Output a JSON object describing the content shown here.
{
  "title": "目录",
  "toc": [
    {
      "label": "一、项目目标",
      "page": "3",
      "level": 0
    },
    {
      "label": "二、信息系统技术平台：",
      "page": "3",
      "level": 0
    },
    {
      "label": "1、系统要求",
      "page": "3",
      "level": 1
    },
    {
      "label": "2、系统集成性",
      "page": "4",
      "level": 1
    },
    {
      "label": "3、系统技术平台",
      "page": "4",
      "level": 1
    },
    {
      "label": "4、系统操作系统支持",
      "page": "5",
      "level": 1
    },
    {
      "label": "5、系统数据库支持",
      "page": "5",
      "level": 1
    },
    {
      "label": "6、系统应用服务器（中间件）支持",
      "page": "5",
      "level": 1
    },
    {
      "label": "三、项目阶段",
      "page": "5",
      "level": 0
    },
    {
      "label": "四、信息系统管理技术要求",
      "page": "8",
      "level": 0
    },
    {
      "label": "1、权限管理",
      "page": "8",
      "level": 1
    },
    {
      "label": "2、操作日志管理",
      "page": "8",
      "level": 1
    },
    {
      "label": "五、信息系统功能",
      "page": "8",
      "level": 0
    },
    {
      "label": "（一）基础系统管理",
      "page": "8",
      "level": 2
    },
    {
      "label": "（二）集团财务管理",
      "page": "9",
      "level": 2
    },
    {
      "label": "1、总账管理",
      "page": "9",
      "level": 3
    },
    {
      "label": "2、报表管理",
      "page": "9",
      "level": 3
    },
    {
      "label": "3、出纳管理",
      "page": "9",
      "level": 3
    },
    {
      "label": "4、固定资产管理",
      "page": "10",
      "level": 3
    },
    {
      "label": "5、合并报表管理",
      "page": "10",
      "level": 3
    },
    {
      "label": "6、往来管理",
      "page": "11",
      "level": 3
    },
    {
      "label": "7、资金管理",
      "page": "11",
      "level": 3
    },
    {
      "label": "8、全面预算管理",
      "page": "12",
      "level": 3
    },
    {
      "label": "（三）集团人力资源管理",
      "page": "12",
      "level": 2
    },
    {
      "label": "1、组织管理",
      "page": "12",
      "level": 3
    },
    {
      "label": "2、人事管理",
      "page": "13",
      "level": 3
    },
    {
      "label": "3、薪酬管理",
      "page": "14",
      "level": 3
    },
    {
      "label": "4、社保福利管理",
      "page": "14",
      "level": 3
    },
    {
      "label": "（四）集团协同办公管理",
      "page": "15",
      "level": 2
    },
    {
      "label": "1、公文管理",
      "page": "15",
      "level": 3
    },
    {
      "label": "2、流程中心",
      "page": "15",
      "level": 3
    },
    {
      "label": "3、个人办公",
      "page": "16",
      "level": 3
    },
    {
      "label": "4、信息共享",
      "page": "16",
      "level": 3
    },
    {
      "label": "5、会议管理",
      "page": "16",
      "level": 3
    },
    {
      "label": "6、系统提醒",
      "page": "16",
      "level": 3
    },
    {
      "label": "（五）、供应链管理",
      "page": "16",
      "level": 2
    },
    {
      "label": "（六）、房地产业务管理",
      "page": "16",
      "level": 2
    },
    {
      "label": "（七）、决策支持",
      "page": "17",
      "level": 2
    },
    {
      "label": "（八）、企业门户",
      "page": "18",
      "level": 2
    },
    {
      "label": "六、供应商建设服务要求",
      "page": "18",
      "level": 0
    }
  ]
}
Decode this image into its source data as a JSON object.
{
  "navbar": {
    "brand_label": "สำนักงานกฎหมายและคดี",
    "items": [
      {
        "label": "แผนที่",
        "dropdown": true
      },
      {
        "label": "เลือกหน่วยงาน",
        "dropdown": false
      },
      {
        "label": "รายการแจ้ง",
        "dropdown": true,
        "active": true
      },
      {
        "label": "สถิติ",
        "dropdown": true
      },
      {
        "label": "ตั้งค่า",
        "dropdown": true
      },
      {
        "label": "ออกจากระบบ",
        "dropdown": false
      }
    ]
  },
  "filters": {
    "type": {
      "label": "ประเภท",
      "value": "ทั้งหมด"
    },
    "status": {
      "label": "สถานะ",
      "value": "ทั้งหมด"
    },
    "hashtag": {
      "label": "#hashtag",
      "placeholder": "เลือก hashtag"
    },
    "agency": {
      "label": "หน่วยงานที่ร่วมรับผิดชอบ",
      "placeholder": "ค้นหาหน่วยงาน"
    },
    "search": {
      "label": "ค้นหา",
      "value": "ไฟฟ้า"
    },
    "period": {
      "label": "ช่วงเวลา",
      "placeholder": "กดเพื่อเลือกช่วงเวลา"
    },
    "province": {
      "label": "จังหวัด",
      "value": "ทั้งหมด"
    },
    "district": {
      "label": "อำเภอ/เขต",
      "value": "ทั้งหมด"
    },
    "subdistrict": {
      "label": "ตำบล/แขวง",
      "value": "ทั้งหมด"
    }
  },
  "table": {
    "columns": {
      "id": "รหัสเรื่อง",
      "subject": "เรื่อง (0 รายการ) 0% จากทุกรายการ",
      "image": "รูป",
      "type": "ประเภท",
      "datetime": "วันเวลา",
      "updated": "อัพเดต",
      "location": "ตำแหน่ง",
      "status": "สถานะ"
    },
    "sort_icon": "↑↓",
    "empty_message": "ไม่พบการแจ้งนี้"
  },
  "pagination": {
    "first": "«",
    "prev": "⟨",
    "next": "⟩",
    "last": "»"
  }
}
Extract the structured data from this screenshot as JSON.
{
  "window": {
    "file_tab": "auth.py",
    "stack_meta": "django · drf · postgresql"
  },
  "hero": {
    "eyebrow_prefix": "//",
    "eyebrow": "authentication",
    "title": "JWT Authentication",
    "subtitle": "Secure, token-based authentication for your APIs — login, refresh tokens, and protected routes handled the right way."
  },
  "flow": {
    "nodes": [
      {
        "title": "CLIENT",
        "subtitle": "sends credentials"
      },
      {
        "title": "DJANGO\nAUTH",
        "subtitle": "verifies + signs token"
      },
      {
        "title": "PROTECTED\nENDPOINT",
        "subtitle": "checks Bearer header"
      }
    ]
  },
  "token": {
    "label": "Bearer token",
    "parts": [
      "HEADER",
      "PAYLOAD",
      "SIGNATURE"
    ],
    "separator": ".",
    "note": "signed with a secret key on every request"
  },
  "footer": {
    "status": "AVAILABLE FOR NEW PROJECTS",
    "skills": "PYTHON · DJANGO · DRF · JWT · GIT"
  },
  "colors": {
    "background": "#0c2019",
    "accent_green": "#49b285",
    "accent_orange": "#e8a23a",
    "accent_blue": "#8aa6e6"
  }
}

SET PROBLEM. Scan the lines above for "token", then copy every one that has it.

EXPECTED ANSWER.
    "subtitle": "Secure, token-based authentication for your APIs — login, refresh tokens, and protected routes handled the right way."
        "subtitle": "verifies + signs token"
  "token": {
    "label": "Bearer token",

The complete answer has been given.